Data entries for graphics ->
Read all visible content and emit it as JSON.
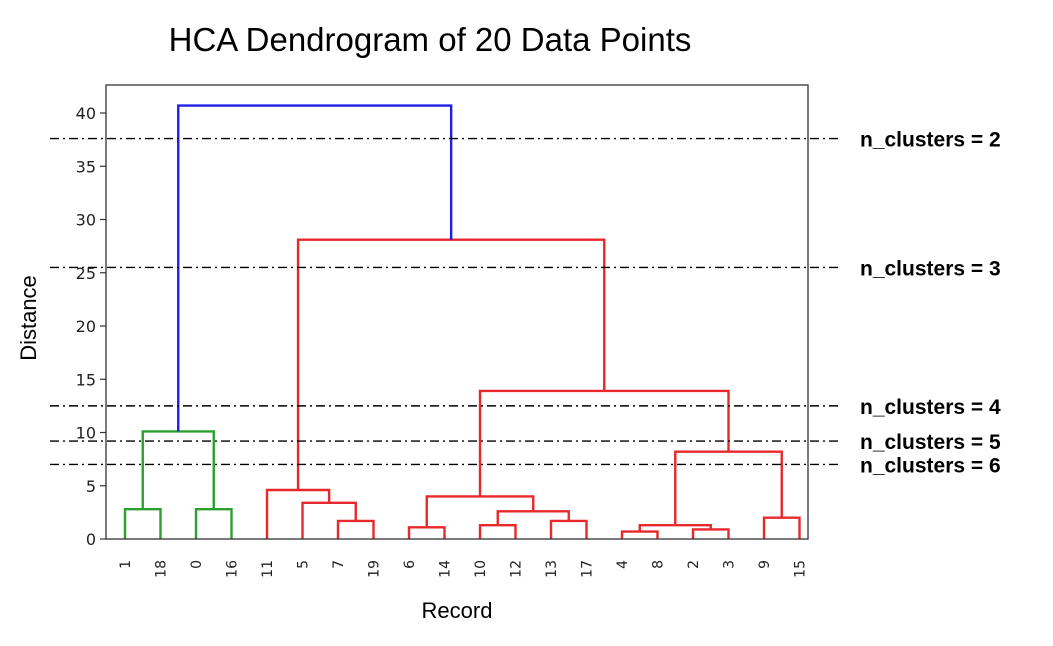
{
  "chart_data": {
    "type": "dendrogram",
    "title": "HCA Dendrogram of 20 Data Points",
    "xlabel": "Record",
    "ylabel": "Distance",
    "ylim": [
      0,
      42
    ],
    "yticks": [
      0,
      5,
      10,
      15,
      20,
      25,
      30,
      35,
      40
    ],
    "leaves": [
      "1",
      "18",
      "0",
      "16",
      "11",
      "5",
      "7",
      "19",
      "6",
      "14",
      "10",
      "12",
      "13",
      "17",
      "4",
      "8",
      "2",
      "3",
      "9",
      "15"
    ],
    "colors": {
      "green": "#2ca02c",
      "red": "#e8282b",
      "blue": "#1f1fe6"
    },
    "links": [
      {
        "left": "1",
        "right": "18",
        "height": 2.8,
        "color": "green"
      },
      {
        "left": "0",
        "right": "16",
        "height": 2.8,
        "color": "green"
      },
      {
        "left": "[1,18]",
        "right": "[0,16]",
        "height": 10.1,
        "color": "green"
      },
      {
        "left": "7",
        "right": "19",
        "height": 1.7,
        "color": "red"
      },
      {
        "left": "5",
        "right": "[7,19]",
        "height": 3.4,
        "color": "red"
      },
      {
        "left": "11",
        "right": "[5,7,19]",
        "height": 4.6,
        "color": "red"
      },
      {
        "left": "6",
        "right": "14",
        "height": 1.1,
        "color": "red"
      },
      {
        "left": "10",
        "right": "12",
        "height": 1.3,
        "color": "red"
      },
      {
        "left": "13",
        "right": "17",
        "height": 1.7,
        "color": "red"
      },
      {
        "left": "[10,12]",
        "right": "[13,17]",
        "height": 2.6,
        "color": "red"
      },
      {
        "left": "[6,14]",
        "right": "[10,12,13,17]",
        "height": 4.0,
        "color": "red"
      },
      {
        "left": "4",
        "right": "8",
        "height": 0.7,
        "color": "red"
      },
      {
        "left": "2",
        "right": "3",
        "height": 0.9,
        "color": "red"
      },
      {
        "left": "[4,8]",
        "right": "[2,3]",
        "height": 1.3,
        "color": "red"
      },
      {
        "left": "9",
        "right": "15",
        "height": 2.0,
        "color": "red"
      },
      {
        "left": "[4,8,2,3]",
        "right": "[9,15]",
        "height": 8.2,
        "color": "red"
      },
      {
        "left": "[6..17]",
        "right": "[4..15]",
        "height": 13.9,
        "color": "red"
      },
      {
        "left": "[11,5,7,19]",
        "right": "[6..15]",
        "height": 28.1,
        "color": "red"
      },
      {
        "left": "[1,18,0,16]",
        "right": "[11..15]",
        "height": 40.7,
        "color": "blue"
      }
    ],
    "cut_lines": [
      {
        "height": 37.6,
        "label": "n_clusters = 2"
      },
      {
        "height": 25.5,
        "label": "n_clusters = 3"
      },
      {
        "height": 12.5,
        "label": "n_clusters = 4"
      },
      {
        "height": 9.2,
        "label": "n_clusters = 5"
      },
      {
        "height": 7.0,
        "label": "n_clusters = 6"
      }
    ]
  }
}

==

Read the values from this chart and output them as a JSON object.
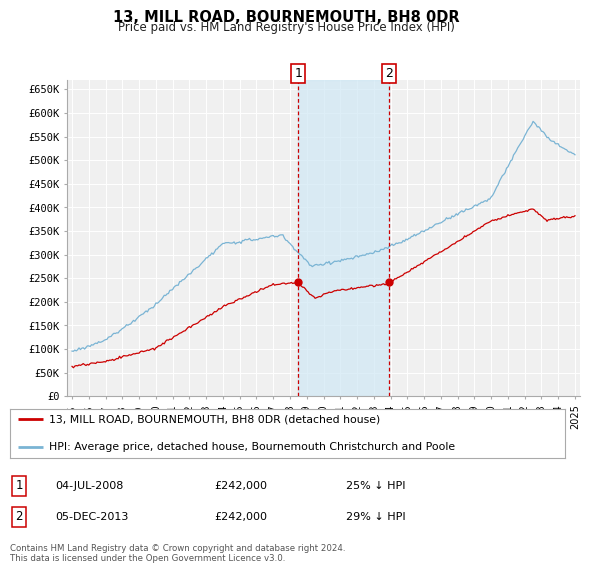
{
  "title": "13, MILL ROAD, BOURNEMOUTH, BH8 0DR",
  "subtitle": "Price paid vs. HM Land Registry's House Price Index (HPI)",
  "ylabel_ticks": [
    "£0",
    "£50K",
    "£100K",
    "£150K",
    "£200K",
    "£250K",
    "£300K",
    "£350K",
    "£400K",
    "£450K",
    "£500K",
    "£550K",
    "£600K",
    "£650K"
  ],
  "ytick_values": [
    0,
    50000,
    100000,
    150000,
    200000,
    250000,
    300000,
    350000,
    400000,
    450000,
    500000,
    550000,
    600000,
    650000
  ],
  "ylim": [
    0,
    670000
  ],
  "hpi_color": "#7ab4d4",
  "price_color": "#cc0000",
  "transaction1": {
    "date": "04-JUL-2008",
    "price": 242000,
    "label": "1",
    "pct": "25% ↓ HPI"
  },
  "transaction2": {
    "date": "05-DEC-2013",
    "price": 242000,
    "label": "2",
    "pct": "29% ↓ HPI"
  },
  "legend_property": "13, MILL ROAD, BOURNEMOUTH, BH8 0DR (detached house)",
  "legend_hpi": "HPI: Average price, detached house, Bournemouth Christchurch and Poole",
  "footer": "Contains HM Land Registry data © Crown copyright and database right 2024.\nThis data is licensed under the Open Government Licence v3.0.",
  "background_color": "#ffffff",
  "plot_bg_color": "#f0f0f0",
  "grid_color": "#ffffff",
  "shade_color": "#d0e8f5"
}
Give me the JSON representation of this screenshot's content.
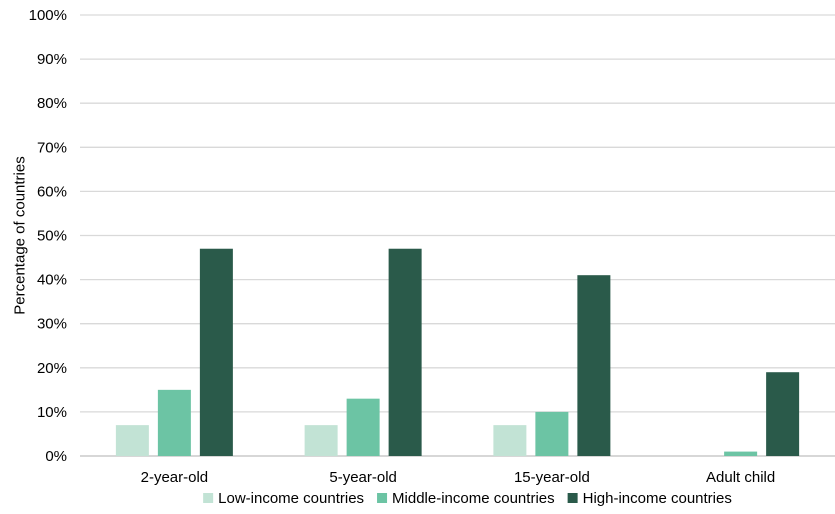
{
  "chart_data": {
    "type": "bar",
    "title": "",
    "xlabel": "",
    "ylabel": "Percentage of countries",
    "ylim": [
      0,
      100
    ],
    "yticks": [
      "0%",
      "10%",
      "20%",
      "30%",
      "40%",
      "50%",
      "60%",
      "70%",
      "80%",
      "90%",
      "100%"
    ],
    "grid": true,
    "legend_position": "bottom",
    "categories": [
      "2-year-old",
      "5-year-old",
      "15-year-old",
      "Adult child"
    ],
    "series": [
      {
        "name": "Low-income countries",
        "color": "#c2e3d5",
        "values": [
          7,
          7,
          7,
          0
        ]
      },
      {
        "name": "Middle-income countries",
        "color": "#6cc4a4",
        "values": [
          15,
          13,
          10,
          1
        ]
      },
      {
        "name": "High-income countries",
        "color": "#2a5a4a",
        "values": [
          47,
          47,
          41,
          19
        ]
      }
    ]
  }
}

--

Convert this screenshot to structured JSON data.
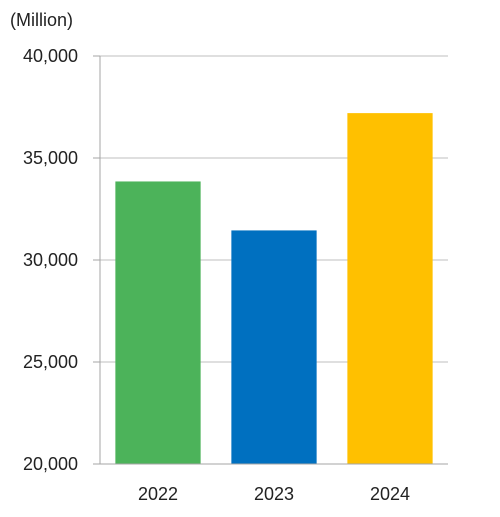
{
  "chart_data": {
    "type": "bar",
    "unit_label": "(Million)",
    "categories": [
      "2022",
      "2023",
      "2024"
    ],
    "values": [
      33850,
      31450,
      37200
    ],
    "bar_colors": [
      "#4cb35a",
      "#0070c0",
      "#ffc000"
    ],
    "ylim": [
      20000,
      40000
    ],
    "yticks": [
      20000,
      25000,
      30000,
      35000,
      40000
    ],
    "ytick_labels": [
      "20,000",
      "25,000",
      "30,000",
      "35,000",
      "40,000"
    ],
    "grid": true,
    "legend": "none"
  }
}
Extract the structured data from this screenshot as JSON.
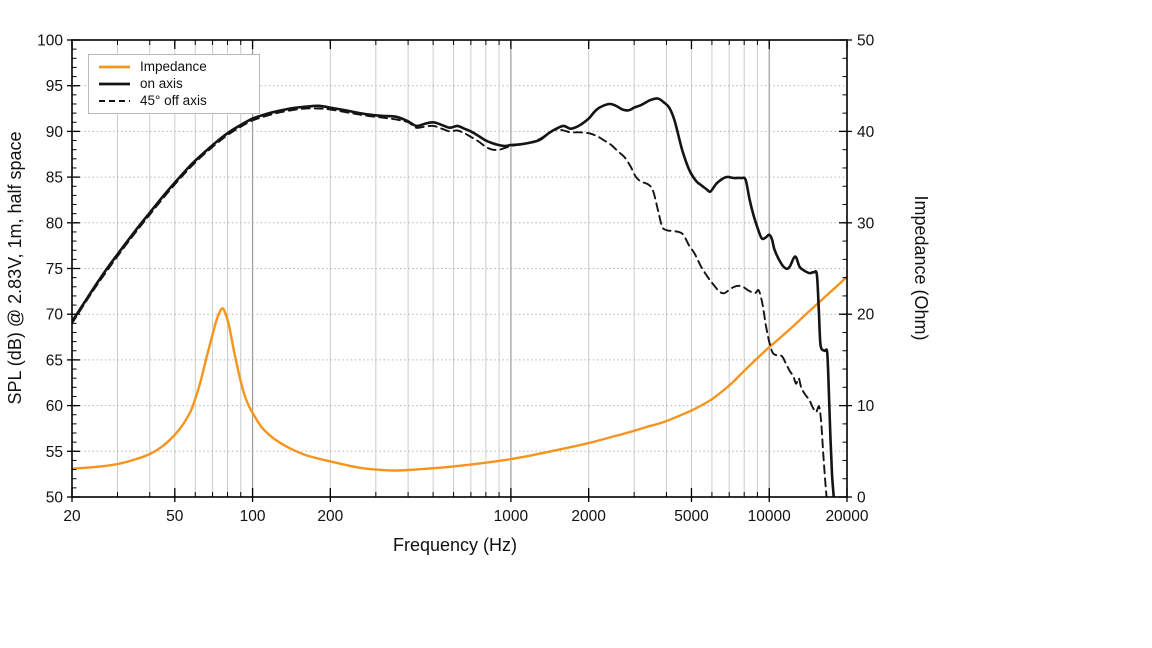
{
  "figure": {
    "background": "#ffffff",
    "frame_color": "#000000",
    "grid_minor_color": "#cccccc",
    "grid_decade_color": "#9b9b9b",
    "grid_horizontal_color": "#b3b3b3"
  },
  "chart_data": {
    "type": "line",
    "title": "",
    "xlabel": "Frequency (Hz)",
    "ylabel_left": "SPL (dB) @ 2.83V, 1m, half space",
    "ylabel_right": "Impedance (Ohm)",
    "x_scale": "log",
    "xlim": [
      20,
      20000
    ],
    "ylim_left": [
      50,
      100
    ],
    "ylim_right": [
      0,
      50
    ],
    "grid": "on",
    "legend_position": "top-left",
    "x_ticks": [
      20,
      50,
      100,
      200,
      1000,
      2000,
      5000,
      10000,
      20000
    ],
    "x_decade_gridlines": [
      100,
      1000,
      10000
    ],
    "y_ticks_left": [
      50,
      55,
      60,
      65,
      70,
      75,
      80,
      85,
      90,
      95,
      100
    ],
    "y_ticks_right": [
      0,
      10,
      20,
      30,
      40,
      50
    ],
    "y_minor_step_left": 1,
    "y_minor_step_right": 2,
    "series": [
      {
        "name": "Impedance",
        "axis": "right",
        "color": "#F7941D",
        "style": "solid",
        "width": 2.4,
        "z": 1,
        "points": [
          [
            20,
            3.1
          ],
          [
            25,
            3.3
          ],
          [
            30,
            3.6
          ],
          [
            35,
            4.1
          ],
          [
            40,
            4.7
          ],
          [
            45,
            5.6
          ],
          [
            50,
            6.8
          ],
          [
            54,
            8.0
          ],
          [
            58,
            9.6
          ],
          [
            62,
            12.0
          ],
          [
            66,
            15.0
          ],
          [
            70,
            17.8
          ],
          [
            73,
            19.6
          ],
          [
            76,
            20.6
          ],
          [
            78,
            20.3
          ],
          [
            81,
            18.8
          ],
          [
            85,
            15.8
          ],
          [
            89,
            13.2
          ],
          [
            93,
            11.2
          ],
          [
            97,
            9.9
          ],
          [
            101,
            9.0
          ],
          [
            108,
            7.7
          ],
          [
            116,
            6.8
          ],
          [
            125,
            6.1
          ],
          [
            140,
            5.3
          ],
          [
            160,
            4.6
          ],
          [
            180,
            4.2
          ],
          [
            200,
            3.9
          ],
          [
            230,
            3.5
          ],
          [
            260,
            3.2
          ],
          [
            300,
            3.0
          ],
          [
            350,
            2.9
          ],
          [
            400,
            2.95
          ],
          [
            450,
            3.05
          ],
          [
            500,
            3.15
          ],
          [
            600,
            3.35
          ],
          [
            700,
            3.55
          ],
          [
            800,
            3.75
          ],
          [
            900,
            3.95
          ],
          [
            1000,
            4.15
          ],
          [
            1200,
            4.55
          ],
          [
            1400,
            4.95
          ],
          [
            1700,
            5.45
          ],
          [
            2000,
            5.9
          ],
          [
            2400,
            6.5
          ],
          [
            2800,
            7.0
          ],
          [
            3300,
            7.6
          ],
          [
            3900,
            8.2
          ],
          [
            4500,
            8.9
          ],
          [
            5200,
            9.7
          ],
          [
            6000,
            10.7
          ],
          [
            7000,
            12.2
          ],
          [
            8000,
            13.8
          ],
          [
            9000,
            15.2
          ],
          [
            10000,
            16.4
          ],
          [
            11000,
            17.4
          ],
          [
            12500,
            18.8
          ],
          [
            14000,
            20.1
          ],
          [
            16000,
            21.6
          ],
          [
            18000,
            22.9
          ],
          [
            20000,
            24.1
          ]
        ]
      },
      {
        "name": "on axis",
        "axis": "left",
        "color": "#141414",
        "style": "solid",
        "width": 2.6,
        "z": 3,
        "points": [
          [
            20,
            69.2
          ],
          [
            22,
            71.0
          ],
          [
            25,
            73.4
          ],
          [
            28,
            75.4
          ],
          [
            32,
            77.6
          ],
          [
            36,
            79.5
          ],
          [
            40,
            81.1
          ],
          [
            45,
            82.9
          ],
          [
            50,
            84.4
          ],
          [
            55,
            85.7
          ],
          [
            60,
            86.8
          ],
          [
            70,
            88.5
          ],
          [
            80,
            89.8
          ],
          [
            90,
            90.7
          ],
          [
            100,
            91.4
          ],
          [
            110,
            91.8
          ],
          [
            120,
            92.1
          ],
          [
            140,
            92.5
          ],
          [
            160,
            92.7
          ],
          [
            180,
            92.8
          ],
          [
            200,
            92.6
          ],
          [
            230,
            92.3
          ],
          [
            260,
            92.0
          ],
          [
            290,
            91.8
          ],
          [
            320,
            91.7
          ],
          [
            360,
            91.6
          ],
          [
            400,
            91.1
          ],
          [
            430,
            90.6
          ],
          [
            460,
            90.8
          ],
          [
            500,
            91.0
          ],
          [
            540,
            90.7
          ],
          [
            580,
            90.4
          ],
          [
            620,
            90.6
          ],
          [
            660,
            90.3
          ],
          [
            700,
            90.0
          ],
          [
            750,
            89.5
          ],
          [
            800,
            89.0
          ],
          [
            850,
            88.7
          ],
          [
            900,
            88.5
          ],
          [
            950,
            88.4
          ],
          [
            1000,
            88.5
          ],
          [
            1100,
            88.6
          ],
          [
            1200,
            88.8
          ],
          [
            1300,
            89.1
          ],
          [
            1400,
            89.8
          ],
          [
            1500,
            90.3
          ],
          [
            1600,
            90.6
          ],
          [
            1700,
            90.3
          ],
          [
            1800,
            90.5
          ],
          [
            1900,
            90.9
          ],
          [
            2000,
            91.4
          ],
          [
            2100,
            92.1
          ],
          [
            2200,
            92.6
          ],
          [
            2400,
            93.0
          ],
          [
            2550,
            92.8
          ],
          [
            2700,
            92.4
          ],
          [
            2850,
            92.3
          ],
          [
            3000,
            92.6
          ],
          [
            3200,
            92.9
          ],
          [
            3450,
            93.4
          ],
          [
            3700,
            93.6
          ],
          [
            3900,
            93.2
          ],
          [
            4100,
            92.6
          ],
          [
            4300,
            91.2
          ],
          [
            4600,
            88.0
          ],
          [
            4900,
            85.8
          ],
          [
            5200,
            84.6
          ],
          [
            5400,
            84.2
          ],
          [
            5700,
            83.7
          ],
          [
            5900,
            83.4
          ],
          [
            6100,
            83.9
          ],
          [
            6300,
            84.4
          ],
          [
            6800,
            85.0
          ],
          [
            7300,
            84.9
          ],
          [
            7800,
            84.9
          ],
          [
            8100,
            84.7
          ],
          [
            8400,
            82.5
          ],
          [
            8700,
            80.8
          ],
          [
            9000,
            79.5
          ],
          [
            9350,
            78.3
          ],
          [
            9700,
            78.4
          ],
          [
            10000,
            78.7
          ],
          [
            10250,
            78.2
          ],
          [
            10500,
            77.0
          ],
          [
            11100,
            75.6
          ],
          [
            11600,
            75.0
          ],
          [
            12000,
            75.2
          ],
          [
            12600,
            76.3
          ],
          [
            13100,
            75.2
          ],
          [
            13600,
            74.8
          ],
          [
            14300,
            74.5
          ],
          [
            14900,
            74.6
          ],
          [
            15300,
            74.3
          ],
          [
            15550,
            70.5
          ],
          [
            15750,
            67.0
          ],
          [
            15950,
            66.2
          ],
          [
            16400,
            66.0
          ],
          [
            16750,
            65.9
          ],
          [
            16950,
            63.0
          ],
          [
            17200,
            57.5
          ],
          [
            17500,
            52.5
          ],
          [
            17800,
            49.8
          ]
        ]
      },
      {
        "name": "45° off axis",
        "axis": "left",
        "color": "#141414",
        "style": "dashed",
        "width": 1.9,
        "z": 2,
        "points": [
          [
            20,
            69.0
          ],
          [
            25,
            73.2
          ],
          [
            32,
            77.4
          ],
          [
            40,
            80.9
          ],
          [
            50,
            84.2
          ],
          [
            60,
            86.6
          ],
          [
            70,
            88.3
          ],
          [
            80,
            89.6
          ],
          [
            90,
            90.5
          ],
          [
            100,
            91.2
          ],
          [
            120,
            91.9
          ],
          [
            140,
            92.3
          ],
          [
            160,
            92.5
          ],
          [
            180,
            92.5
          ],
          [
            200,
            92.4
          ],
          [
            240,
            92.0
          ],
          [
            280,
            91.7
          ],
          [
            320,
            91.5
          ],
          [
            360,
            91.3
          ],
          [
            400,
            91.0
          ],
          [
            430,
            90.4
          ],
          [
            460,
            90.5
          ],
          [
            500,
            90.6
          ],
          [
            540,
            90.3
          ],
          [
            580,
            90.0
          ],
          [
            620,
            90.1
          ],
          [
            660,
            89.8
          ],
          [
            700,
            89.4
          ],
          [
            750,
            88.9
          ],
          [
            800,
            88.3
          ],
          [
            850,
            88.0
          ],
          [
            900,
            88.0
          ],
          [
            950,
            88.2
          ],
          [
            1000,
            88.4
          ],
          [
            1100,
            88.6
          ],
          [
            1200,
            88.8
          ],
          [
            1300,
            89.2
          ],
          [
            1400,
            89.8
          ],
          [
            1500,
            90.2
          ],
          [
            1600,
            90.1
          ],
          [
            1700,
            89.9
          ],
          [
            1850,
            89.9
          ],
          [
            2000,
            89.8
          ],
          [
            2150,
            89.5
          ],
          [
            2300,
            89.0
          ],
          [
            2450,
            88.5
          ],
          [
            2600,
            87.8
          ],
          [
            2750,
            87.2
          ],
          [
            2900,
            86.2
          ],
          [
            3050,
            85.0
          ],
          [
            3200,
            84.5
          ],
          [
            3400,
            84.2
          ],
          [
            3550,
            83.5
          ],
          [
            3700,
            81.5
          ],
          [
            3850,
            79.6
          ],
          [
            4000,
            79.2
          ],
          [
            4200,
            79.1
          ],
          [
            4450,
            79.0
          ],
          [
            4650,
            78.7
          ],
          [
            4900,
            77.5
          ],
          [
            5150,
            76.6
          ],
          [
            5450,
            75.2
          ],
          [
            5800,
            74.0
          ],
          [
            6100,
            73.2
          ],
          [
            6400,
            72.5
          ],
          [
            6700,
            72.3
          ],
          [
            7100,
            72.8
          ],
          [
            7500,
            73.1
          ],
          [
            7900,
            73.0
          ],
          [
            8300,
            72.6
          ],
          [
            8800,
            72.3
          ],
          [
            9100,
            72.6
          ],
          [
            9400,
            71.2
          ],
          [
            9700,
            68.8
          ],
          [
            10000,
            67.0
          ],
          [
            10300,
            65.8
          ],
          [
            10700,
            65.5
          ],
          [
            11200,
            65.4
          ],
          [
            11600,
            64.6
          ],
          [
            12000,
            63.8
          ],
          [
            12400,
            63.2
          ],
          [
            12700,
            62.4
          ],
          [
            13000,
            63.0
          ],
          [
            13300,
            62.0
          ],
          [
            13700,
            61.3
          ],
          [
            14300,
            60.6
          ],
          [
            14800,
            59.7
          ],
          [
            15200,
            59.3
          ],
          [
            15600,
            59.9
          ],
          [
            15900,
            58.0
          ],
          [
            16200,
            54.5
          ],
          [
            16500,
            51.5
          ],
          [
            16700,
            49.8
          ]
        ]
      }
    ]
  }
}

AIM OF THE TASK ->
Search the listing for the word "name" and return each line that holds it.

THE COMPLETED TASK ->
        "name": "Low-income countries",
        "name": "Middle-income countries",
        "name": "High-income countries",
        "name": "Impedance",
        "name": "on axis",
        "name": "45° off axis",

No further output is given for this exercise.